WHAT THE EXERCISE ASKS.
Could you write out every record below exactly, leaving out any pictures?

══════

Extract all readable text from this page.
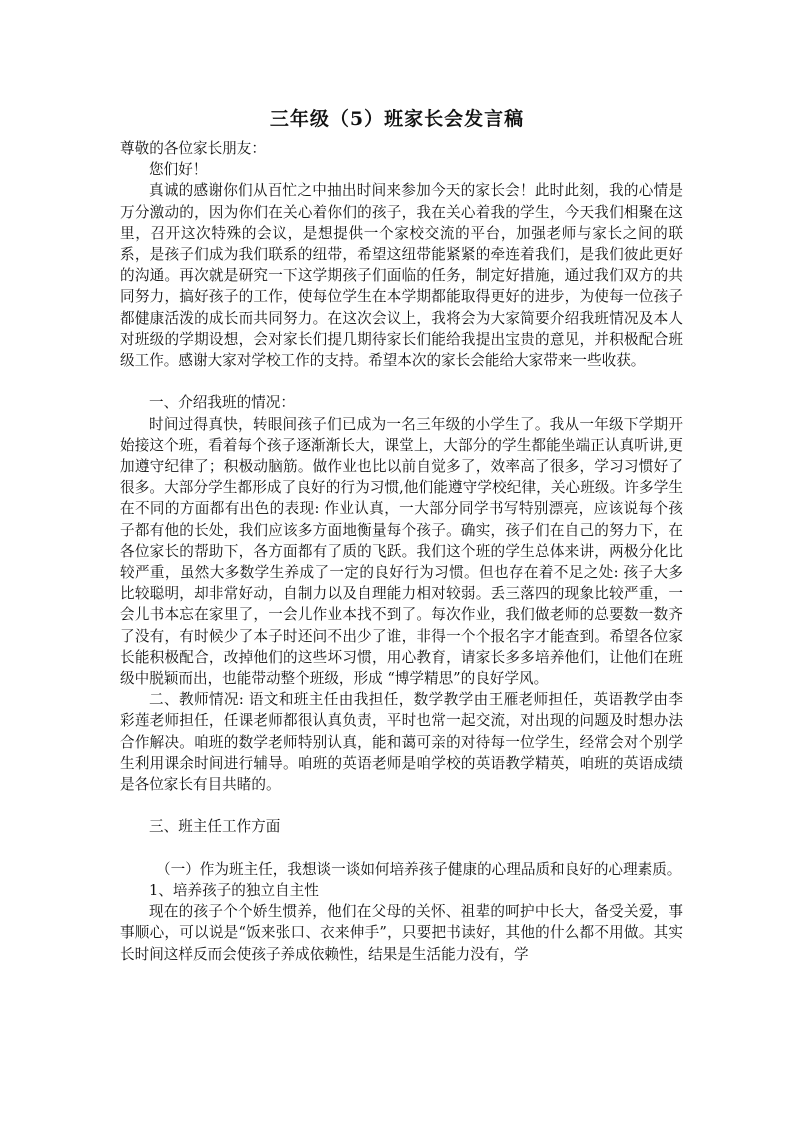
三年级（5）班家长会发言稿

尊敬的各位家长朋友：

您们好！

真诚的感谢你们从百忙之中抽出时间来参加今天的家长会！此时此刻，我的心情是万分激动的，因为你们在关心着你们的孩子，我在关心着我的学生，今天我们相聚在这里，召开这次特殊的会议，是想提供一个家校交流的平台，加强老师与家长之间的联系，是孩子们成为我们联系的纽带，希望这纽带能紧紧的牵连着我们，是我们彼此更好的沟通。再次就是研究一下这学期孩子们面临的任务，制定好措施，通过我们双方的共同努力，搞好孩子的工作，使每位学生在本学期都能取得更好的进步，为使每一位孩子都健康活泼的成长而共同努力。在这次会议上，我将会为大家简要介绍我班情况及本人对班级的学期设想，会对家长们提几期待家长们能给我提出宝贵的意见，并积极配合班级工作。感谢大家对学校工作的支持。希望本次的家长会能给大家带来一些收获。

一、介绍我班的情况：

时间过得真快，转眼间孩子们已成为一名三年级的小学生了。我从一年级下学期开始接这个班，看着每个孩子逐渐渐长大，课堂上，大部分的学生都能坐端正认真听讲,更加遵守纪律了；积极动脑筋。做作业也比以前自觉多了，效率高了很多，学习习惯好了很多。大部分学生都形成了良好的行为习惯,他们能遵守学校纪律，关心班级。许多学生在不同的方面都有出色的表现: 作业认真，一大部分同学书写特别漂亮，应该说每个孩子都有他的长处，我们应该多方面地衡量每个孩子。确实，孩子们在自己的努力下，在各位家长的帮助下，各方面都有了质的飞跃。我们这个班的学生总体来讲，两极分化比较严重，虽然大多数学生养成了一定的良好行为习惯。但也存在着不足之处: 孩子大多比较聪明，却非常好动，自制力以及自理能力相对较弱。丢三落四的现象比较严重，一会儿书本忘在家里了，一会儿作业本找不到了。每次作业，我们做老师的总要数一数齐了没有，有时候少了本子时还问不出少了谁，非得一个个报名字才能查到。希望各位家长能积极配合，改掉他们的这些坏习惯，用心教育，请家长多多培养他们，让他们在班级中脱颖而出，也能带动整个班级，形成 “博学精思”的良好学风。

二、教师情况: 语文和班主任由我担任，数学教学由王雁老师担任，英语教学由李彩莲老师担任，任课老师都很认真负责，平时也常一起交流，对出现的问题及时想办法合作解决。咱班的数学老师特别认真，能和蔼可亲的对待每一位学生，经常会对个别学生利用课余时间进行辅导。咱班的英语老师是咱学校的英语教学精英，咱班的英语成绩是各位家长有目共睹的。

三、班主任工作方面

（一）作为班主任，我想谈一谈如何培养孩子健康的心理品质和良好的心理素质。

1、培养孩子的独立自主性

现在的孩子个个娇生惯养，他们在父母的关怀、祖辈的呵护中长大，备受关爱，事事顺心，可以说是“饭来张口、衣来伸手”，只要把书读好，其他的什么都不用做。其实长时间这样反而会使孩子养成依赖性，结果是生活能力没有，学
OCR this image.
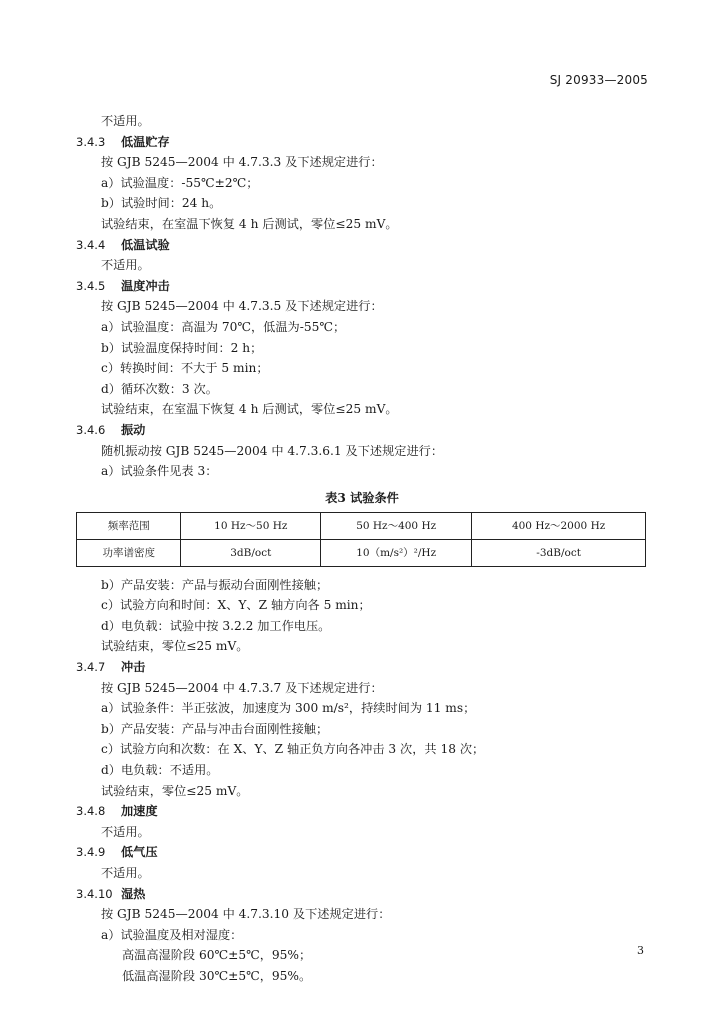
SJ 20933—2005
不适用。
3.4.3 低温贮存
按 GJB 5245—2004 中 4.7.3.3 及下述规定进行：
a）试验温度：-55℃±2℃；
b）试验时间：24 h。
试验结束，在室温下恢复 4 h 后测试，零位≤25 mV。
3.4.4 低温试验
不适用。
3.4.5 温度冲击
按 GJB 5245—2004 中 4.7.3.5 及下述规定进行：
a）试验温度：高温为 70℃，低温为-55℃；
b）试验温度保持时间：2 h；
c）转换时间：不大于 5 min；
d）循环次数：3 次。
试验结束，在室温下恢复 4 h 后测试，零位≤25 mV。
3.4.6 振动
随机振动按 GJB 5245—2004 中 4.7.3.6.1 及下述规定进行：
a）试验条件见表 3：
表3 试验条件
频率范围	10 Hz～50 Hz	50 Hz～400 Hz	400 Hz～2000 Hz
功率谱密度	3dB/oct	10（m/s²）²/Hz	-3dB/oct
b）产品安装：产品与振动台面刚性接触；
c）试验方向和时间：X、Y、Z 轴方向各 5 min；
d）电负载：试验中按 3.2.2 加工作电压。
试验结束，零位≤25 mV。
3.4.7 冲击
按 GJB 5245—2004 中 4.7.3.7 及下述规定进行：
a）试验条件：半正弦波，加速度为 300 m/s²，持续时间为 11 ms；
b）产品安装：产品与冲击台面刚性接触；
c）试验方向和次数：在 X、Y、Z 轴正负方向各冲击 3 次，共 18 次；
d）电负载：不适用。
试验结束，零位≤25 mV。
3.4.8 加速度
不适用。
3.4.9 低气压
不适用。
3.4.10 湿热
按 GJB 5245—2004 中 4.7.3.10 及下述规定进行：
a）试验温度及相对湿度：
高温高湿阶段 60℃±5℃，95%；
低温高湿阶段 30℃±5℃，95%。
3
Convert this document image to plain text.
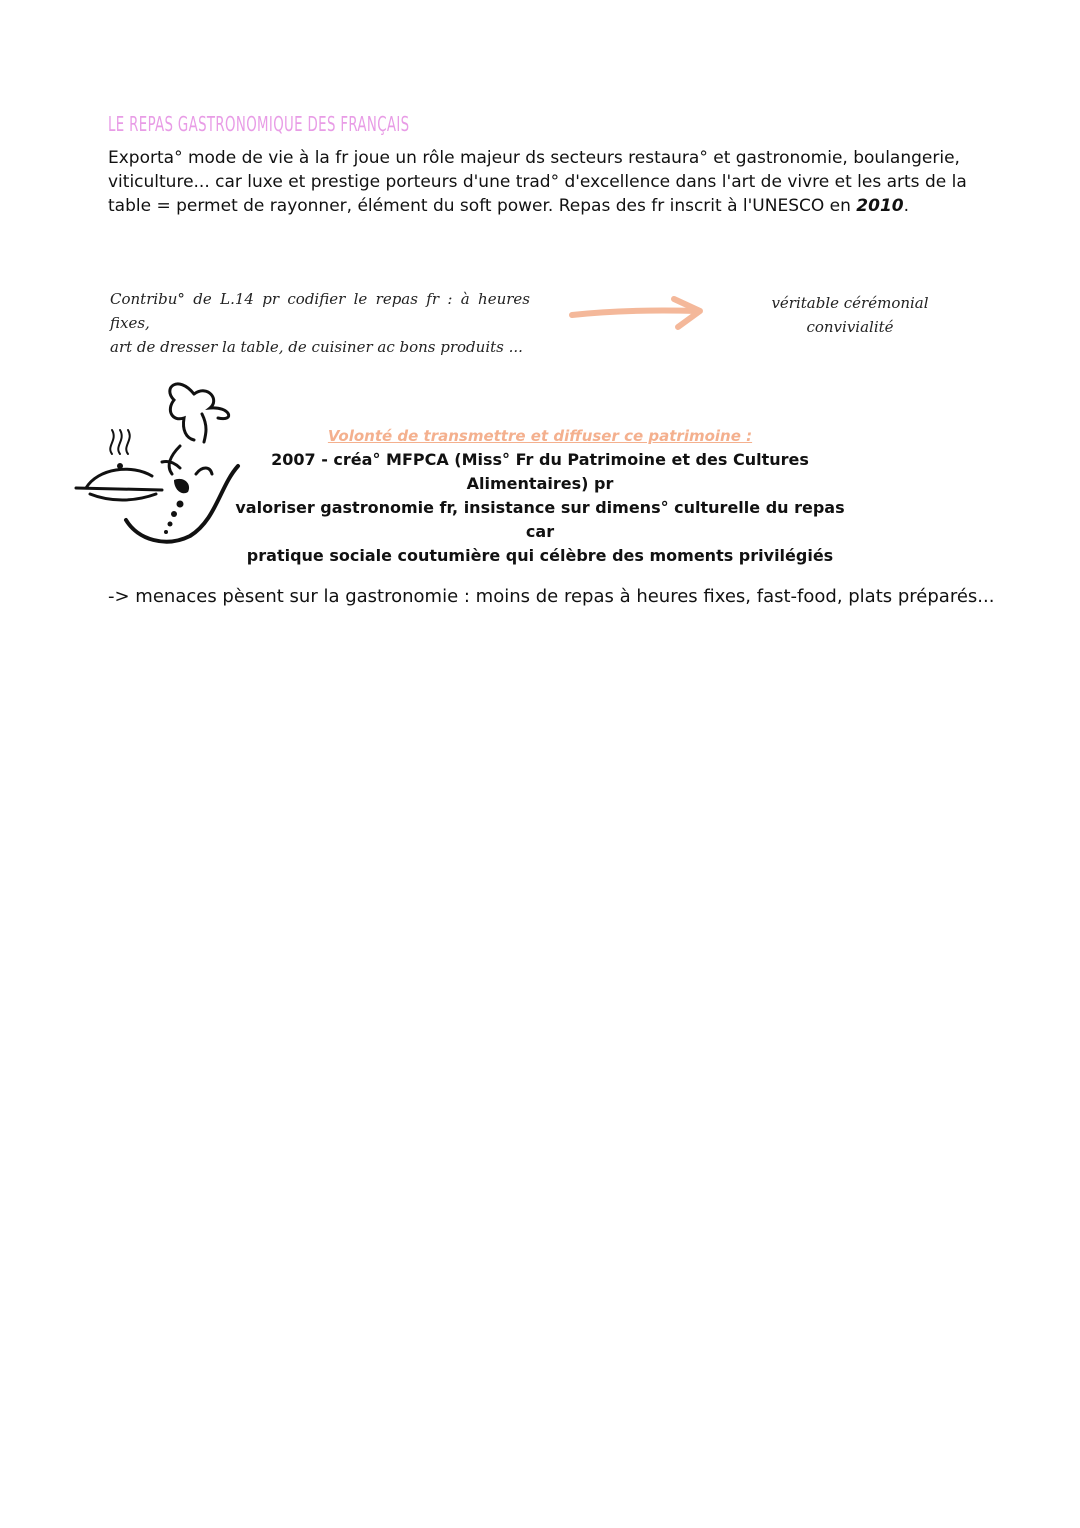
LE REPAS GASTRONOMIQUE DES FRANÇAIS

Exporta° mode de vie à la fr joue un rôle majeur ds secteurs restaura° et gastronomie, boulangerie, viticulture... car luxe et prestige porteurs d'une trad° d'excellence dans l'art de vivre et les arts de la table = permet de rayonner, élément du soft power. Repas des fr inscrit à l'UNESCO en 2010.

Contribu° de L.14 pr codifier le repas fr : à heures fixes,
art de dresser la table, de cuisiner ac bons produits ...

véritable cérémonial
convivialité

Volonté de transmettre et diffuser ce patrimoine :

2007 - créa° MFPCA (Miss° Fr du Patrimoine et des Cultures Alimentaires) pr

valoriser gastronomie fr, insistance sur dimens° culturelle du repas car

pratique sociale coutumière qui célèbre des moments privilégiés

-> menaces pèsent sur la gastronomie : moins de repas à heures fixes, fast-food, plats préparés...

══════

FULL OUTPUT.
Extract all readable text from this page.
三年级（5）班家长会发言稿

尊敬的各位家长朋友：

您们好！

真诚的感谢你们从百忙之中抽出时间来参加今天的家长会！此时此刻，我的心情是万分激动的，因为你们在关心着你们的孩子，我在关心着我的学生，今天我们相聚在这里，召开这次特殊的会议，是想提供一个家校交流的平台，加强老师与家长之间的联系，是孩子们成为我们联系的纽带，希望这纽带能紧紧的牵连着我们，是我们彼此更好的沟通。再次就是研究一下这学期孩子们面临的任务，制定好措施，通过我们双方的共同努力，搞好孩子的工作，使每位学生在本学期都能取得更好的进步，为使每一位孩子都健康活泼的成长而共同努力。在这次会议上，我将会为大家简要介绍我班情况及本人对班级的学期设想，会对家长们提几期待家长们能给我提出宝贵的意见，并积极配合班级工作。感谢大家对学校工作的支持。希望本次的家长会能给大家带来一些收获。

一、介绍我班的情况：

时间过得真快，转眼间孩子们已成为一名三年级的小学生了。我从一年级下学期开始接这个班，看着每个孩子逐渐渐长大，课堂上，大部分的学生都能坐端正认真听讲,更加遵守纪律了；积极动脑筋。做作业也比以前自觉多了，效率高了很多，学习习惯好了很多。大部分学生都形成了良好的行为习惯,他们能遵守学校纪律，关心班级。许多学生在不同的方面都有出色的表现: 作业认真，一大部分同学书写特别漂亮，应该说每个孩子都有他的长处，我们应该多方面地衡量每个孩子。确实，孩子们在自己的努力下，在各位家长的帮助下，各方面都有了质的飞跃。我们这个班的学生总体来讲，两极分化比较严重，虽然大多数学生养成了一定的良好行为习惯。但也存在着不足之处: 孩子大多比较聪明，却非常好动，自制力以及自理能力相对较弱。丢三落四的现象比较严重，一会儿书本忘在家里了，一会儿作业本找不到了。每次作业，我们做老师的总要数一数齐了没有，有时候少了本子时还问不出少了谁，非得一个个报名字才能查到。希望各位家长能积极配合，改掉他们的这些坏习惯，用心教育，请家长多多培养他们，让他们在班级中脱颖而出，也能带动整个班级，形成 “博学精思”的良好学风。

二、教师情况: 语文和班主任由我担任，数学教学由王雁老师担任，英语教学由李彩莲老师担任，任课老师都很认真负责，平时也常一起交流，对出现的问题及时想办法合作解决。咱班的数学老师特别认真，能和蔼可亲的对待每一位学生，经常会对个别学生利用课余时间进行辅导。咱班的英语老师是咱学校的英语教学精英，咱班的英语成绩是各位家长有目共睹的。

三、班主任工作方面

（一）作为班主任，我想谈一谈如何培养孩子健康的心理品质和良好的心理素质。

1、培养孩子的独立自主性

现在的孩子个个娇生惯养，他们在父母的关怀、祖辈的呵护中长大，备受关爱，事事顺心，可以说是“饭来张口、衣来伸手”，只要把书读好，其他的什么都不用做。其实长时间这样反而会使孩子养成依赖性，结果是生活能力没有，学
OCR this image.
SJ 20933—2005
不适用。
3.4.3 低温贮存
按 GJB 5245—2004 中 4.7.3.3 及下述规定进行：
a）试验温度：-55℃±2℃；
b）试验时间：24 h。
试验结束，在室温下恢复 4 h 后测试，零位≤25 mV。
3.4.4 低温试验
不适用。
3.4.5 温度冲击
按 GJB 5245—2004 中 4.7.3.5 及下述规定进行：
a）试验温度：高温为 70℃，低温为-55℃；
b）试验温度保持时间：2 h；
c）转换时间：不大于 5 min；
d）循环次数：3 次。
试验结束，在室温下恢复 4 h 后测试，零位≤25 mV。
3.4.6 振动
随机振动按 GJB 5245—2004 中 4.7.3.6.1 及下述规定进行：
a）试验条件见表 3：
表3 试验条件
频率范围	10 Hz～50 Hz	50 Hz～400 Hz	400 Hz～2000 Hz
功率谱密度	3dB/oct	10（m/s²）²/Hz	-3dB/oct
b）产品安装：产品与振动台面刚性接触；
c）试验方向和时间：X、Y、Z 轴方向各 5 min；
d）电负载：试验中按 3.2.2 加工作电压。
试验结束，零位≤25 mV。
3.4.7 冲击
按 GJB 5245—2004 中 4.7.3.7 及下述规定进行：
a）试验条件：半正弦波，加速度为 300 m/s²，持续时间为 11 ms；
b）产品安装：产品与冲击台面刚性接触；
c）试验方向和次数：在 X、Y、Z 轴正负方向各冲击 3 次，共 18 次；
d）电负载：不适用。
试验结束，零位≤25 mV。
3.4.8 加速度
不适用。
3.4.9 低气压
不适用。
3.4.10 湿热
按 GJB 5245—2004 中 4.7.3.10 及下述规定进行：
a）试验温度及相对湿度：
高温高湿阶段 60℃±5℃，95%；
低温高湿阶段 30℃±5℃，95%。
3
Convert this document image to plain text.
LE REPAS GASTRONOMIQUE DES FRANÇAIS

Exporta° mode de vie à la fr joue un rôle majeur ds secteurs restaura° et gastronomie, boulangerie, viticulture... car luxe et prestige porteurs d'une trad° d'excellence dans l'art de vivre et les arts de la table = permet de rayonner, élément du soft power. Repas des fr inscrit à l'UNESCO en 2010.

Contribu° de L.14 pr codifier le repas fr : à heures fixes,
art de dresser la table, de cuisiner ac bons produits ...

véritable cérémonial
convivialité

Volonté de transmettre et diffuser ce patrimoine :

2007 - créa° MFPCA (Miss° Fr du Patrimoine et des Cultures Alimentaires) pr

valoriser gastronomie fr, insistance sur dimens° culturelle du repas car

pratique sociale coutumière qui célèbre des moments privilégiés

-> menaces pèsent sur la gastronomie : moins de repas à heures fixes, fast-food, plats préparés...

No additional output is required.